__Stated task__: Can you quote each of the rows below word for word, keeping every character and bracketed number unchanged?

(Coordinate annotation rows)
------------------------------------------------------------

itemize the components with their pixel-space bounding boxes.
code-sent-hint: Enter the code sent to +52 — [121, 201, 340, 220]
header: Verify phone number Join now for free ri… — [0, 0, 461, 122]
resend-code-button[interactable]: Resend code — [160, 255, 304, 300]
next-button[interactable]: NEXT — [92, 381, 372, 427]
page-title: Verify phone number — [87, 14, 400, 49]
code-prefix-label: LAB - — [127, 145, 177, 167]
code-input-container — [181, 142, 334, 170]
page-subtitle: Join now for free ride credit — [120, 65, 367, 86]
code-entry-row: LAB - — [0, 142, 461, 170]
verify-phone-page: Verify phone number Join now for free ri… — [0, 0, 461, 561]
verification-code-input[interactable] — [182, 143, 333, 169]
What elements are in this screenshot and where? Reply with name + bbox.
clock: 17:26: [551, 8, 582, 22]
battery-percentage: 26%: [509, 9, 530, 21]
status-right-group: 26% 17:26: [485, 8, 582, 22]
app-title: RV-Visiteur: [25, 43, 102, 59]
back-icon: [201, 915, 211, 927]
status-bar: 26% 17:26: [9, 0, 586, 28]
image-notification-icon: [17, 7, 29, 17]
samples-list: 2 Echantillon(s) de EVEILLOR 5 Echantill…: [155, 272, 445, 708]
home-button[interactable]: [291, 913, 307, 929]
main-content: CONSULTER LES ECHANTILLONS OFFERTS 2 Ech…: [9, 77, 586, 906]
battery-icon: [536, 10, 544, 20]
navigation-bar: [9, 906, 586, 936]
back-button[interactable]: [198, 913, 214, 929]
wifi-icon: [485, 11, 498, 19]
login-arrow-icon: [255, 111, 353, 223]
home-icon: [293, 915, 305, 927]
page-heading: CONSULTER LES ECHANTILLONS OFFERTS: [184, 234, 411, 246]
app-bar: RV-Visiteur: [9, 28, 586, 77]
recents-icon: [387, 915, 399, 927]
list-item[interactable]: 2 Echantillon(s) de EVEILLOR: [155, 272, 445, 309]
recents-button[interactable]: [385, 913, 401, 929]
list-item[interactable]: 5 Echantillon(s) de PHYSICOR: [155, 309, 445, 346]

------------------------------------------------------------

__Finished task__:
itemize the components with their pixel-space bounding boxes.
code-sent-hint: Enter the code sent to +52 — [121, 201, 340, 220]
header: Verify phone number Join now for free ri… — [0, 0, 461, 122]
resend-code-button[interactable]: Resend code — [160, 255, 304, 300]
next-button[interactable]: NEXT — [92, 381, 372, 427]
page-title: Verify phone number — [87, 14, 400, 49]
code-prefix-label: LAB - — [127, 145, 177, 167]
code-input-container — [181, 142, 334, 170]
page-subtitle: Join now for free ride credit — [120, 65, 367, 86]
code-entry-row: LAB - — [0, 142, 461, 170]
verify-phone-page: Verify phone number Join now for free ri… — [0, 0, 461, 561]
verification-code-input[interactable] — [182, 143, 333, 169]
What elements are in this screenshot and where? Reply with name + bbox.
clock: 17:26: [551, 8, 582, 22]
battery-percentage: 26%: [509, 9, 530, 21]
status-right-group: 26% 17:26: [485, 8, 582, 22]
app-title: RV-Visiteur: [25, 43, 102, 59]
back-icon: [201, 915, 211, 927]
status-bar: 26% 17:26: [9, 0, 586, 28]
image-notification-icon: [17, 7, 29, 17]
samples-list: 2 Echantillon(s) de EVEILLOR 5 Echantill…: [155, 272, 445, 708]
home-button[interactable]: [291, 913, 307, 929]
main-content: CONSULTER LES ECHANTILLONS OFFERTS 2 Ech…: [9, 77, 586, 906]
battery-icon: [536, 10, 544, 20]
navigation-bar: [9, 906, 586, 936]
back-button[interactable]: [198, 913, 214, 929]
wifi-icon: [485, 11, 498, 19]
login-arrow-icon: [255, 111, 353, 223]
home-icon: [293, 915, 305, 927]
page-heading: CONSULTER LES ECHANTILLONS OFFERTS: [184, 234, 411, 246]
app-bar: RV-Visiteur: [9, 28, 586, 77]
recents-icon: [387, 915, 399, 927]
list-item[interactable]: 2 Echantillon(s) de EVEILLOR: [155, 272, 445, 309]
recents-button[interactable]: [385, 913, 401, 929]
list-item[interactable]: 5 Echantillon(s) de PHYSICOR: [155, 309, 445, 346]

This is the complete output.